#### TASK PROMPT
Find the string "Hunter" in the entries and copy each line that has it.

#### PROVIDED DATA
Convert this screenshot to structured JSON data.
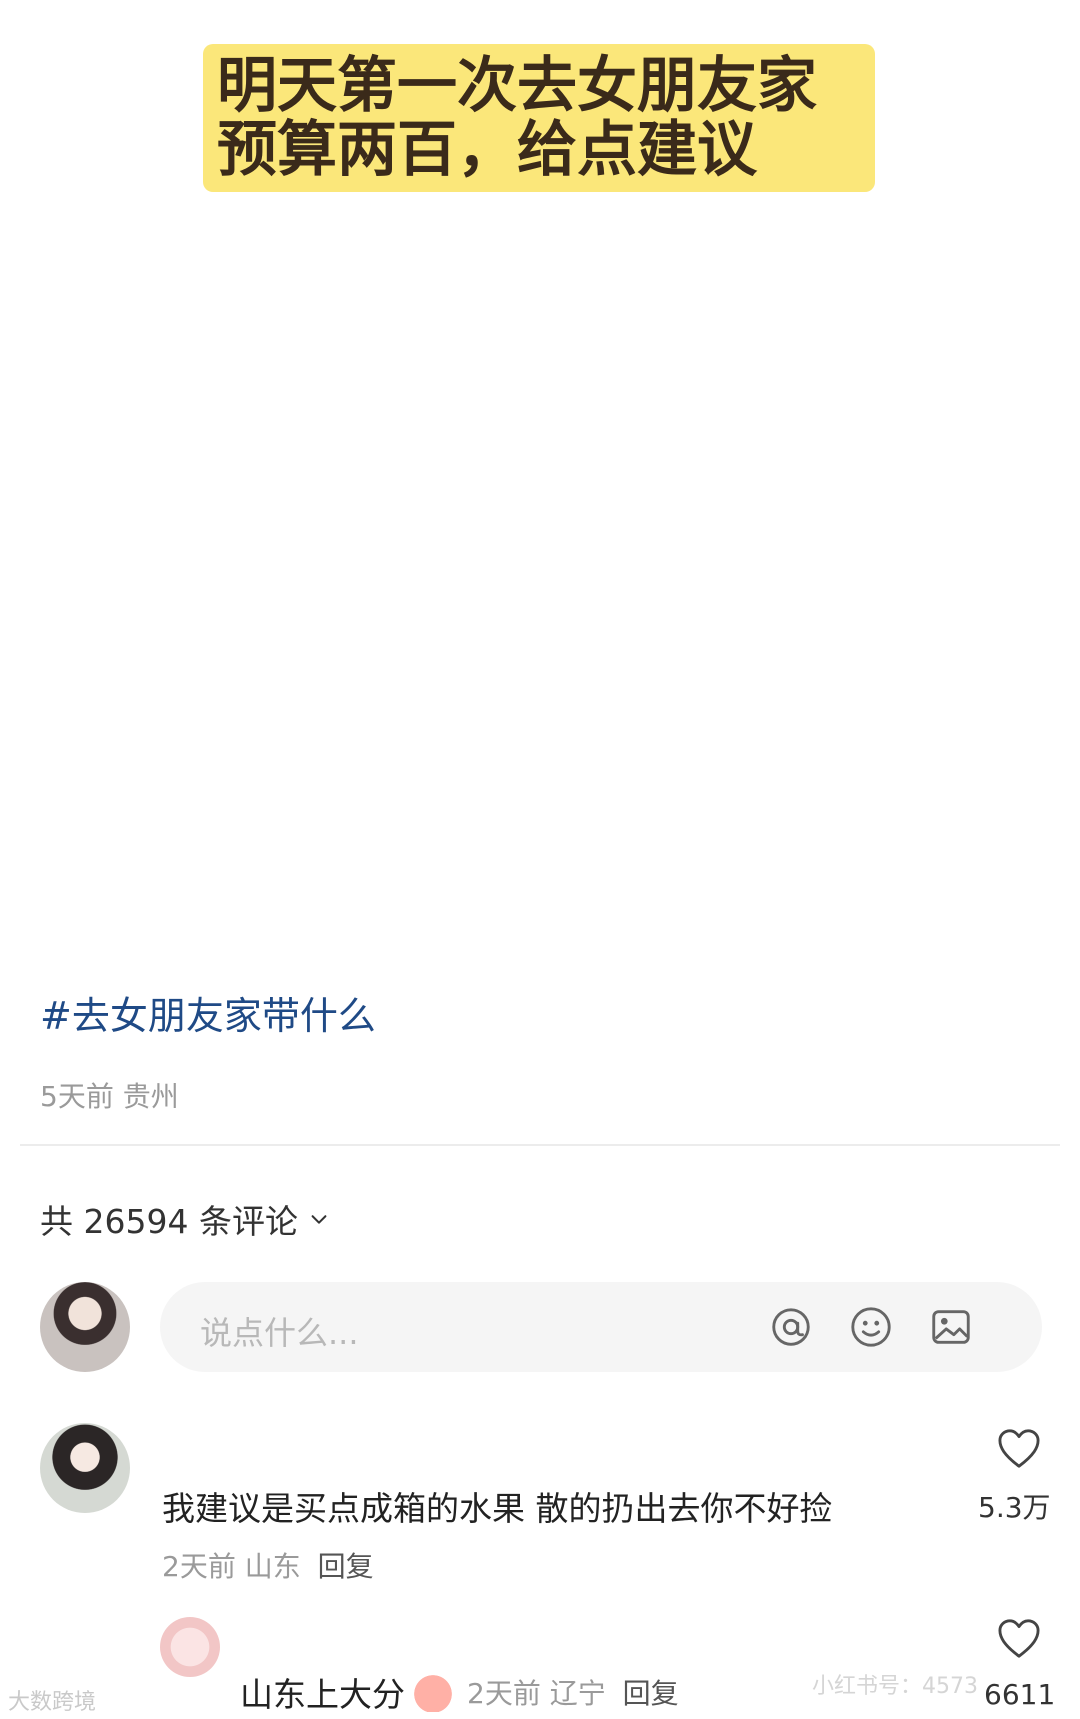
{
  "post": {
    "title_line1": "明天第一次去女朋友家",
    "title_line2": "预算两百，给点建议",
    "hashtag": "#去女朋友家带什么",
    "meta": "5天前 贵州"
  },
  "comments_section": {
    "count_label": "共 26594 条评论",
    "input_placeholder": "说点什么...",
    "icons": [
      "at-icon",
      "emoji-icon",
      "image-icon"
    ]
  },
  "comments": [
    {
      "text": "我建议是买点成箱的水果 散的扔出去你不好捡",
      "meta": "2天前 山东",
      "reply_label": "回复",
      "likes": "5.3万"
    },
    {
      "text": "山东上大分",
      "meta": "2天前 辽宁",
      "reply_label": "回复",
      "likes": "6611"
    }
  ],
  "watermark": {
    "left": "大数跨境",
    "right": "小红书号：4573"
  },
  "colors": {
    "title_bg": "#fbe77a",
    "hashtag": "#1f4a86",
    "meta": "#9a9a9a"
  }
}
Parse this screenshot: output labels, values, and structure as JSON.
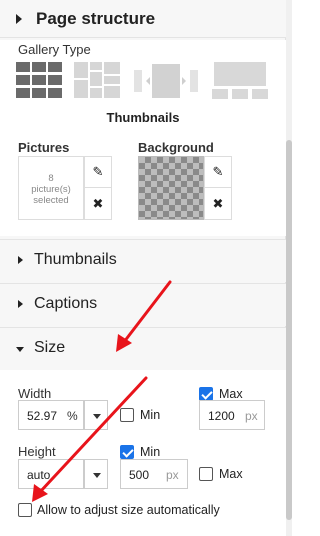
{
  "header": {
    "title": "Page structure"
  },
  "gallery": {
    "type_label": "Gallery Type",
    "types": [
      "grid-gallery-icon",
      "masonry-gallery-icon",
      "slider-gallery-icon",
      "slideshow-gallery-icon"
    ],
    "selected_type": "Thumbnails"
  },
  "pictures": {
    "label": "Pictures",
    "count_line1": "8",
    "count_line2": "picture(s)",
    "count_line3": "selected"
  },
  "background": {
    "label": "Background"
  },
  "sections": {
    "thumbnails": "Thumbnails",
    "captions": "Captions",
    "size": "Size"
  },
  "size": {
    "width_label": "Width",
    "width_value": "52.97",
    "width_unit": "%",
    "min_label": "Min",
    "min_checked": false,
    "max_label": "Max",
    "max_checked": true,
    "max_value": "1200",
    "max_unit": "px",
    "height_label": "Height",
    "height_value": "auto",
    "height_min_label": "Min",
    "height_min_checked": true,
    "height_min_value": "500",
    "height_min_unit": "px",
    "height_max_label": "Max",
    "height_max_checked": false,
    "auto_adjust_label": "Allow to adjust size automatically",
    "auto_adjust_checked": false
  },
  "colors": {
    "accent": "#1a73e8",
    "annotation": "#e8141b"
  }
}
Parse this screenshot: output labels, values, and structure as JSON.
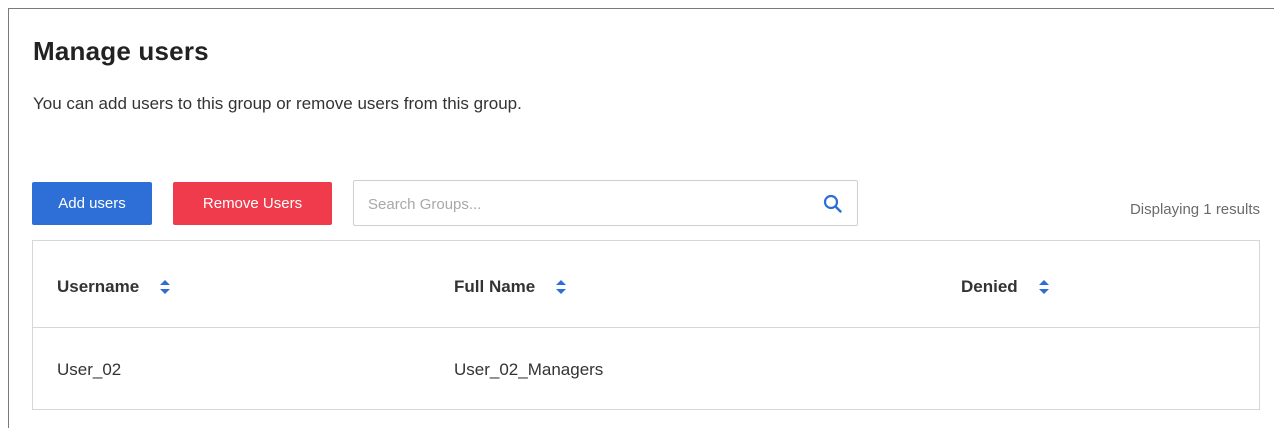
{
  "page": {
    "title": "Manage users",
    "description": "You can add users to this group or remove users from this group."
  },
  "toolbar": {
    "add_label": "Add users",
    "remove_label": "Remove Users",
    "search_placeholder": "Search Groups...",
    "search_value": "",
    "results_text": "Displaying 1 results"
  },
  "colors": {
    "add_button": "#2d6fd6",
    "remove_button": "#ef3b4b",
    "sort_icon": "#2d6fd6"
  },
  "table": {
    "columns": [
      {
        "label": "Username",
        "icon": "sort-icon"
      },
      {
        "label": "Full Name",
        "icon": "sort-icon"
      },
      {
        "label": "Denied",
        "icon": "sort-icon"
      }
    ],
    "rows": [
      {
        "username": "User_02",
        "full_name": "User_02_Managers",
        "denied": ""
      }
    ]
  }
}
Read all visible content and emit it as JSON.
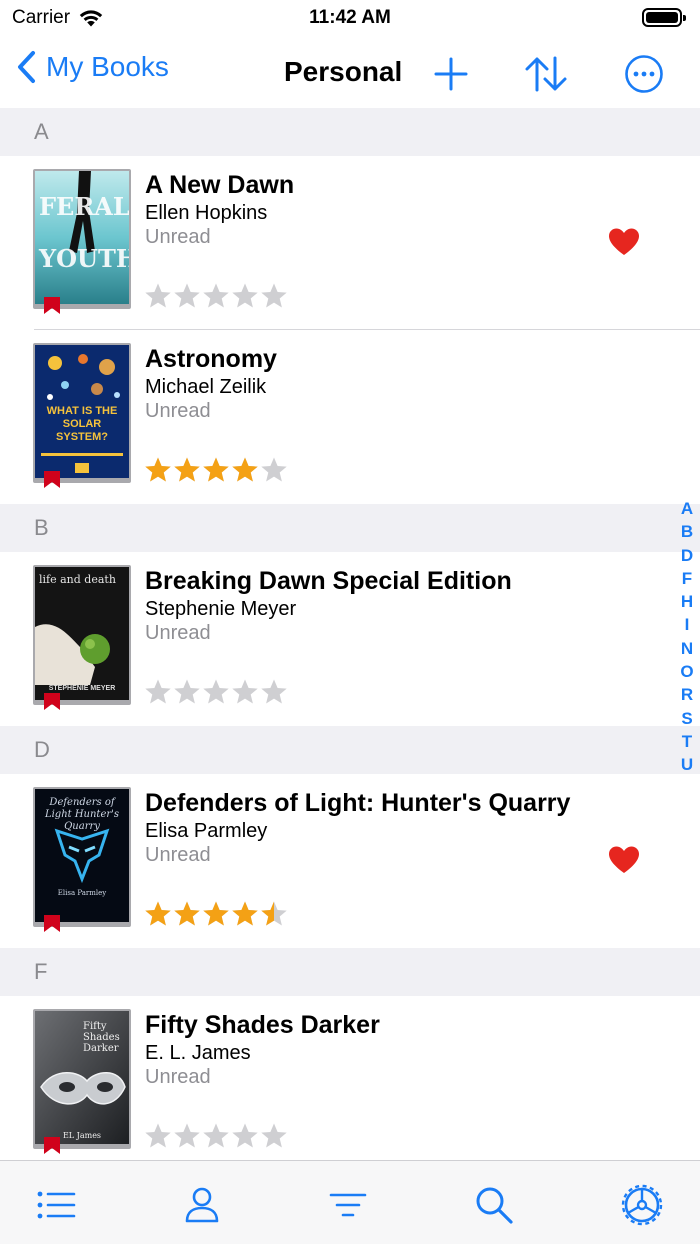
{
  "status_bar": {
    "carrier": "Carrier",
    "time": "11:42 AM"
  },
  "nav": {
    "back_label": "My Books",
    "title": "Personal"
  },
  "accent_color": "#1a7cf5",
  "sections": [
    {
      "letter": "A",
      "books": [
        {
          "title": "A New Dawn",
          "author": "Ellen Hopkins",
          "status": "Unread",
          "rating": 0,
          "favorite": true,
          "cover_title": "FERAL YOUTH"
        },
        {
          "title": "Astronomy",
          "author": "Michael Zeilik",
          "status": "Unread",
          "rating": 4,
          "favorite": false,
          "cover_title": "WHAT IS THE SOLAR SYSTEM?"
        }
      ]
    },
    {
      "letter": "B",
      "books": [
        {
          "title": "Breaking Dawn Special Edition",
          "author": "Stephenie Meyer",
          "status": "Unread",
          "rating": 0,
          "favorite": false,
          "cover_title": "life and death",
          "cover_author": "STEPHENIE MEYER"
        }
      ]
    },
    {
      "letter": "D",
      "books": [
        {
          "title": "Defenders of Light: Hunter's Quarry",
          "author": "Elisa Parmley",
          "status": "Unread",
          "rating": 4.5,
          "favorite": true,
          "cover_title": "Defenders of Light Hunter's Quarry",
          "cover_author": "Elisa Parmley"
        }
      ]
    },
    {
      "letter": "F",
      "books": [
        {
          "title": "Fifty Shades Darker",
          "author": "E. L. James",
          "status": "Unread",
          "rating": 0,
          "favorite": false,
          "cover_title": "Fifty Shades Darker",
          "cover_author": "EL James"
        }
      ]
    }
  ],
  "index_letters": [
    "A",
    "B",
    "D",
    "F",
    "H",
    "I",
    "N",
    "O",
    "R",
    "S",
    "T",
    "U"
  ],
  "tabs": [
    "list-icon",
    "profile-icon",
    "filter-icon",
    "search-icon",
    "settings-icon"
  ]
}
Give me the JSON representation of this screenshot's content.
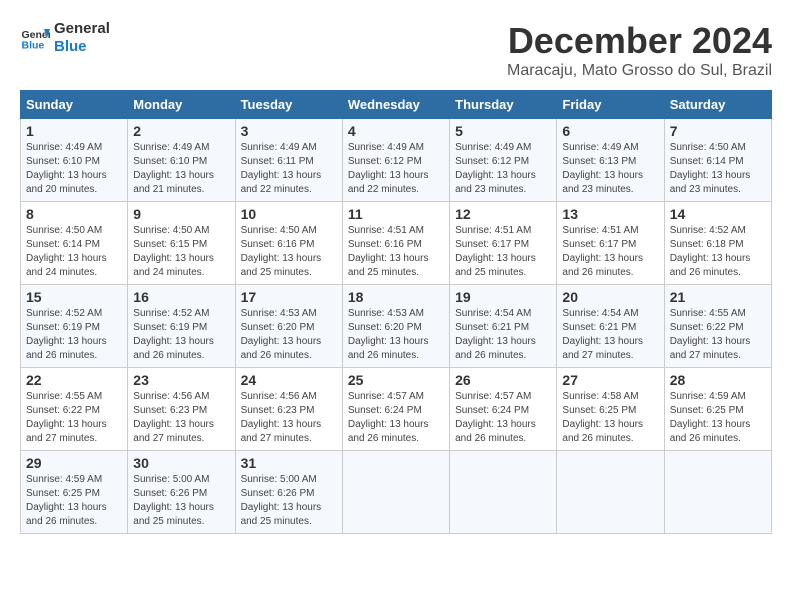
{
  "header": {
    "logo_line1": "General",
    "logo_line2": "Blue",
    "title": "December 2024",
    "subtitle": "Maracaju, Mato Grosso do Sul, Brazil"
  },
  "weekdays": [
    "Sunday",
    "Monday",
    "Tuesday",
    "Wednesday",
    "Thursday",
    "Friday",
    "Saturday"
  ],
  "weeks": [
    [
      {
        "day": "1",
        "sunrise": "Sunrise: 4:49 AM",
        "sunset": "Sunset: 6:10 PM",
        "daylight": "Daylight: 13 hours and 20 minutes."
      },
      {
        "day": "2",
        "sunrise": "Sunrise: 4:49 AM",
        "sunset": "Sunset: 6:10 PM",
        "daylight": "Daylight: 13 hours and 21 minutes."
      },
      {
        "day": "3",
        "sunrise": "Sunrise: 4:49 AM",
        "sunset": "Sunset: 6:11 PM",
        "daylight": "Daylight: 13 hours and 22 minutes."
      },
      {
        "day": "4",
        "sunrise": "Sunrise: 4:49 AM",
        "sunset": "Sunset: 6:12 PM",
        "daylight": "Daylight: 13 hours and 22 minutes."
      },
      {
        "day": "5",
        "sunrise": "Sunrise: 4:49 AM",
        "sunset": "Sunset: 6:12 PM",
        "daylight": "Daylight: 13 hours and 23 minutes."
      },
      {
        "day": "6",
        "sunrise": "Sunrise: 4:49 AM",
        "sunset": "Sunset: 6:13 PM",
        "daylight": "Daylight: 13 hours and 23 minutes."
      },
      {
        "day": "7",
        "sunrise": "Sunrise: 4:50 AM",
        "sunset": "Sunset: 6:14 PM",
        "daylight": "Daylight: 13 hours and 23 minutes."
      }
    ],
    [
      {
        "day": "8",
        "sunrise": "Sunrise: 4:50 AM",
        "sunset": "Sunset: 6:14 PM",
        "daylight": "Daylight: 13 hours and 24 minutes."
      },
      {
        "day": "9",
        "sunrise": "Sunrise: 4:50 AM",
        "sunset": "Sunset: 6:15 PM",
        "daylight": "Daylight: 13 hours and 24 minutes."
      },
      {
        "day": "10",
        "sunrise": "Sunrise: 4:50 AM",
        "sunset": "Sunset: 6:16 PM",
        "daylight": "Daylight: 13 hours and 25 minutes."
      },
      {
        "day": "11",
        "sunrise": "Sunrise: 4:51 AM",
        "sunset": "Sunset: 6:16 PM",
        "daylight": "Daylight: 13 hours and 25 minutes."
      },
      {
        "day": "12",
        "sunrise": "Sunrise: 4:51 AM",
        "sunset": "Sunset: 6:17 PM",
        "daylight": "Daylight: 13 hours and 25 minutes."
      },
      {
        "day": "13",
        "sunrise": "Sunrise: 4:51 AM",
        "sunset": "Sunset: 6:17 PM",
        "daylight": "Daylight: 13 hours and 26 minutes."
      },
      {
        "day": "14",
        "sunrise": "Sunrise: 4:52 AM",
        "sunset": "Sunset: 6:18 PM",
        "daylight": "Daylight: 13 hours and 26 minutes."
      }
    ],
    [
      {
        "day": "15",
        "sunrise": "Sunrise: 4:52 AM",
        "sunset": "Sunset: 6:19 PM",
        "daylight": "Daylight: 13 hours and 26 minutes."
      },
      {
        "day": "16",
        "sunrise": "Sunrise: 4:52 AM",
        "sunset": "Sunset: 6:19 PM",
        "daylight": "Daylight: 13 hours and 26 minutes."
      },
      {
        "day": "17",
        "sunrise": "Sunrise: 4:53 AM",
        "sunset": "Sunset: 6:20 PM",
        "daylight": "Daylight: 13 hours and 26 minutes."
      },
      {
        "day": "18",
        "sunrise": "Sunrise: 4:53 AM",
        "sunset": "Sunset: 6:20 PM",
        "daylight": "Daylight: 13 hours and 26 minutes."
      },
      {
        "day": "19",
        "sunrise": "Sunrise: 4:54 AM",
        "sunset": "Sunset: 6:21 PM",
        "daylight": "Daylight: 13 hours and 26 minutes."
      },
      {
        "day": "20",
        "sunrise": "Sunrise: 4:54 AM",
        "sunset": "Sunset: 6:21 PM",
        "daylight": "Daylight: 13 hours and 27 minutes."
      },
      {
        "day": "21",
        "sunrise": "Sunrise: 4:55 AM",
        "sunset": "Sunset: 6:22 PM",
        "daylight": "Daylight: 13 hours and 27 minutes."
      }
    ],
    [
      {
        "day": "22",
        "sunrise": "Sunrise: 4:55 AM",
        "sunset": "Sunset: 6:22 PM",
        "daylight": "Daylight: 13 hours and 27 minutes."
      },
      {
        "day": "23",
        "sunrise": "Sunrise: 4:56 AM",
        "sunset": "Sunset: 6:23 PM",
        "daylight": "Daylight: 13 hours and 27 minutes."
      },
      {
        "day": "24",
        "sunrise": "Sunrise: 4:56 AM",
        "sunset": "Sunset: 6:23 PM",
        "daylight": "Daylight: 13 hours and 27 minutes."
      },
      {
        "day": "25",
        "sunrise": "Sunrise: 4:57 AM",
        "sunset": "Sunset: 6:24 PM",
        "daylight": "Daylight: 13 hours and 26 minutes."
      },
      {
        "day": "26",
        "sunrise": "Sunrise: 4:57 AM",
        "sunset": "Sunset: 6:24 PM",
        "daylight": "Daylight: 13 hours and 26 minutes."
      },
      {
        "day": "27",
        "sunrise": "Sunrise: 4:58 AM",
        "sunset": "Sunset: 6:25 PM",
        "daylight": "Daylight: 13 hours and 26 minutes."
      },
      {
        "day": "28",
        "sunrise": "Sunrise: 4:59 AM",
        "sunset": "Sunset: 6:25 PM",
        "daylight": "Daylight: 13 hours and 26 minutes."
      }
    ],
    [
      {
        "day": "29",
        "sunrise": "Sunrise: 4:59 AM",
        "sunset": "Sunset: 6:25 PM",
        "daylight": "Daylight: 13 hours and 26 minutes."
      },
      {
        "day": "30",
        "sunrise": "Sunrise: 5:00 AM",
        "sunset": "Sunset: 6:26 PM",
        "daylight": "Daylight: 13 hours and 25 minutes."
      },
      {
        "day": "31",
        "sunrise": "Sunrise: 5:00 AM",
        "sunset": "Sunset: 6:26 PM",
        "daylight": "Daylight: 13 hours and 25 minutes."
      },
      null,
      null,
      null,
      null
    ]
  ]
}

#### TASK ANSWER
          "title": "Defenders of Light: Hunter's Quarry",
          "cover_title": "Defenders of Light Hunter's Quarry",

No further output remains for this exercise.